**DATASET**
• • • • •
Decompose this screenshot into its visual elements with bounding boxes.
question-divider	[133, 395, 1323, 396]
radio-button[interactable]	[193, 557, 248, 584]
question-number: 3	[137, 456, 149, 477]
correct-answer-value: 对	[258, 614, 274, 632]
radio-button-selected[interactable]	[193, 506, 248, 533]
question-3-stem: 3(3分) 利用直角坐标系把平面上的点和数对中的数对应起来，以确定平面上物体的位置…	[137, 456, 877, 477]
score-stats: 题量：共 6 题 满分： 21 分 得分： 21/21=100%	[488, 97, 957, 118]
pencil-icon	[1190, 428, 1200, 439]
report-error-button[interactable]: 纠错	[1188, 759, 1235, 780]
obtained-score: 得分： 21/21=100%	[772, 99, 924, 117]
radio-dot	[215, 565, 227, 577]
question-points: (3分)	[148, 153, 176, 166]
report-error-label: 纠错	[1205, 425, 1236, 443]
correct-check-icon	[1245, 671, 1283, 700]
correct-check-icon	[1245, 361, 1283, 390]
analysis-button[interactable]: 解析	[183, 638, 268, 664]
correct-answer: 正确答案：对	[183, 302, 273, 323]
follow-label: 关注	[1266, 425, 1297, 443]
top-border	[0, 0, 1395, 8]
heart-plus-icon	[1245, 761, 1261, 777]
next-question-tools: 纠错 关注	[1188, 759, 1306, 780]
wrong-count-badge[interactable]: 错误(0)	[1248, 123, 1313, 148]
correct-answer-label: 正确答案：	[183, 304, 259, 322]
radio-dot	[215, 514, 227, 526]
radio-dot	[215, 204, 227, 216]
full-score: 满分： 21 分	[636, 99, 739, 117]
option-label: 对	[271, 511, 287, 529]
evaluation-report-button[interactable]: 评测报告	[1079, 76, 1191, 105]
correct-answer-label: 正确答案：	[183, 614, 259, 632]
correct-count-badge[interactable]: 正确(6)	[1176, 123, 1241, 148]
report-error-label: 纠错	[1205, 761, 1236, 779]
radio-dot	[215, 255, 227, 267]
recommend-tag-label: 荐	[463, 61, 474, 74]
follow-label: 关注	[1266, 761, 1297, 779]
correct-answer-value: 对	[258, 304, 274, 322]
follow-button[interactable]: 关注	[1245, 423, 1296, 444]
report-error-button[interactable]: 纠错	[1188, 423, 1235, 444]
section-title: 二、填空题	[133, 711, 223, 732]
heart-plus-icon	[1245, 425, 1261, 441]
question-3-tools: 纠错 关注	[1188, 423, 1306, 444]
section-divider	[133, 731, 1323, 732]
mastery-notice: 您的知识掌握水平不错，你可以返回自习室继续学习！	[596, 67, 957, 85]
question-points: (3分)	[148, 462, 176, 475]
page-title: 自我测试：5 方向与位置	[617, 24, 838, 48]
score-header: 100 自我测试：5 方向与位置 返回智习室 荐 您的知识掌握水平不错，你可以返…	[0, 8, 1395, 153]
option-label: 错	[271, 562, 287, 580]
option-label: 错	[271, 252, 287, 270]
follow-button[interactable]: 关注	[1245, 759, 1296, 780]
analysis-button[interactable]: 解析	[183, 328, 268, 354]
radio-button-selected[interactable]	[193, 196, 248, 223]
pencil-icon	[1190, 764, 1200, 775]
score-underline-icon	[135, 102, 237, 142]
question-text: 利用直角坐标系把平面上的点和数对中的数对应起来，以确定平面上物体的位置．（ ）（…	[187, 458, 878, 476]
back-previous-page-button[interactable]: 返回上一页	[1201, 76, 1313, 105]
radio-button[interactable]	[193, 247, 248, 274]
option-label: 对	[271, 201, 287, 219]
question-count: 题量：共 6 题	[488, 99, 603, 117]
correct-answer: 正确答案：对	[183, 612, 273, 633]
• • • • •
**AIM**
Update the rows above by changing every "radio-dot" to "radio-center", and leave everything else as it is.

**SOLUTION**
Decompose this screenshot into its visual elements with bounding boxes.
question-divider	[133, 395, 1323, 396]
radio-button[interactable]	[193, 557, 248, 584]
question-number: 3	[137, 456, 149, 477]
correct-answer-value: 对	[258, 614, 274, 632]
radio-button-selected[interactable]	[193, 506, 248, 533]
question-3-stem: 3(3分) 利用直角坐标系把平面上的点和数对中的数对应起来，以确定平面上物体的位置…	[137, 456, 877, 477]
score-stats: 题量：共 6 题 满分： 21 分 得分： 21/21=100%	[488, 97, 957, 118]
pencil-icon	[1190, 428, 1200, 439]
report-error-button[interactable]: 纠错	[1188, 759, 1235, 780]
obtained-score: 得分： 21/21=100%	[772, 99, 924, 117]
radio-center	[215, 565, 227, 577]
question-points: (3分)	[148, 153, 176, 166]
report-error-label: 纠错	[1205, 425, 1236, 443]
correct-check-icon	[1245, 671, 1283, 700]
correct-check-icon	[1245, 361, 1283, 390]
analysis-button[interactable]: 解析	[183, 638, 268, 664]
correct-answer: 正确答案：对	[183, 302, 273, 323]
follow-label: 关注	[1266, 425, 1297, 443]
top-border	[0, 0, 1395, 8]
heart-plus-icon	[1245, 761, 1261, 777]
next-question-tools: 纠错 关注	[1188, 759, 1306, 780]
wrong-count-badge[interactable]: 错误(0)	[1248, 123, 1313, 148]
correct-answer-label: 正确答案：	[183, 304, 259, 322]
radio-center	[215, 514, 227, 526]
radio-center	[215, 204, 227, 216]
full-score: 满分： 21 分	[636, 99, 739, 117]
option-label: 对	[271, 511, 287, 529]
evaluation-report-button[interactable]: 评测报告	[1079, 76, 1191, 105]
correct-answer-label: 正确答案：	[183, 614, 259, 632]
correct-count-badge[interactable]: 正确(6)	[1176, 123, 1241, 148]
report-error-label: 纠错	[1205, 761, 1236, 779]
radio-center	[215, 255, 227, 267]
recommend-tag-label: 荐	[463, 61, 474, 74]
follow-label: 关注	[1266, 761, 1297, 779]
correct-answer-value: 对	[258, 304, 274, 322]
follow-button[interactable]: 关注	[1245, 423, 1296, 444]
report-error-button[interactable]: 纠错	[1188, 423, 1235, 444]
section-title: 二、填空题	[133, 711, 223, 732]
heart-plus-icon	[1245, 425, 1261, 441]
question-3-tools: 纠错 关注	[1188, 423, 1306, 444]
section-divider	[133, 731, 1323, 732]
mastery-notice: 您的知识掌握水平不错，你可以返回自习室继续学习！	[596, 67, 957, 85]
question-points: (3分)	[148, 462, 176, 475]
page-title: 自我测试：5 方向与位置	[617, 24, 838, 48]
score-header: 100 自我测试：5 方向与位置 返回智习室 荐 您的知识掌握水平不错，你可以返…	[0, 8, 1395, 153]
option-label: 错	[271, 562, 287, 580]
option-label: 错	[271, 252, 287, 270]
follow-button[interactable]: 关注	[1245, 759, 1296, 780]
analysis-button[interactable]: 解析	[183, 328, 268, 354]
radio-button-selected[interactable]	[193, 196, 248, 223]
pencil-icon	[1190, 764, 1200, 775]
score-underline-icon	[135, 102, 237, 142]
question-text: 利用直角坐标系把平面上的点和数对中的数对应起来，以确定平面上物体的位置．（ ）（…	[187, 458, 878, 476]
back-previous-page-button[interactable]: 返回上一页	[1201, 76, 1313, 105]
radio-button[interactable]	[193, 247, 248, 274]
option-label: 对	[271, 201, 287, 219]
question-count: 题量：共 6 题	[488, 99, 603, 117]
correct-answer: 正确答案：对	[183, 612, 273, 633]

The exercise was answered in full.